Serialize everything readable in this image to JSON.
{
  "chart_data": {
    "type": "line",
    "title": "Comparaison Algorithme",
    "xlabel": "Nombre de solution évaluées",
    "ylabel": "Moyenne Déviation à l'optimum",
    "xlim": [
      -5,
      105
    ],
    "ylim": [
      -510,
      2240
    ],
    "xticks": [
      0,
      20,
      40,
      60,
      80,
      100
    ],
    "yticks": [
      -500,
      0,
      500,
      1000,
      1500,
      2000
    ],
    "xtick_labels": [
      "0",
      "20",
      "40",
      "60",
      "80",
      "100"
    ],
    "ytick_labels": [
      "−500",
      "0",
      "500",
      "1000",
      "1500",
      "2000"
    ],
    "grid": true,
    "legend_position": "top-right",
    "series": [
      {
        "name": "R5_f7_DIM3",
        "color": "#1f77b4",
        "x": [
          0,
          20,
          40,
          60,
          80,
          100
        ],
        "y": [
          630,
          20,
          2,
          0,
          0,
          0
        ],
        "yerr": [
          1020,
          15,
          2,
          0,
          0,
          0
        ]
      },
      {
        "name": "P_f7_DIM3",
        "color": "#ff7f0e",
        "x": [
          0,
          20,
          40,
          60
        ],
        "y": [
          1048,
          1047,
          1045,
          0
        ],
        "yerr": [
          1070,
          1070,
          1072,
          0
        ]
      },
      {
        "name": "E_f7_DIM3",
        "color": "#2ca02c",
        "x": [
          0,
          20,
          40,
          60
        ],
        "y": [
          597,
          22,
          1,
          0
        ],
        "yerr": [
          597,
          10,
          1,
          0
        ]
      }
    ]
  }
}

• **Task to complete**: Which lines hold the word "name"? Return all of them from the records above.

• **Solved exercise**:
        "name": "R5_f7_DIM3",
        "name": "P_f7_DIM3",
        "name": "E_f7_DIM3",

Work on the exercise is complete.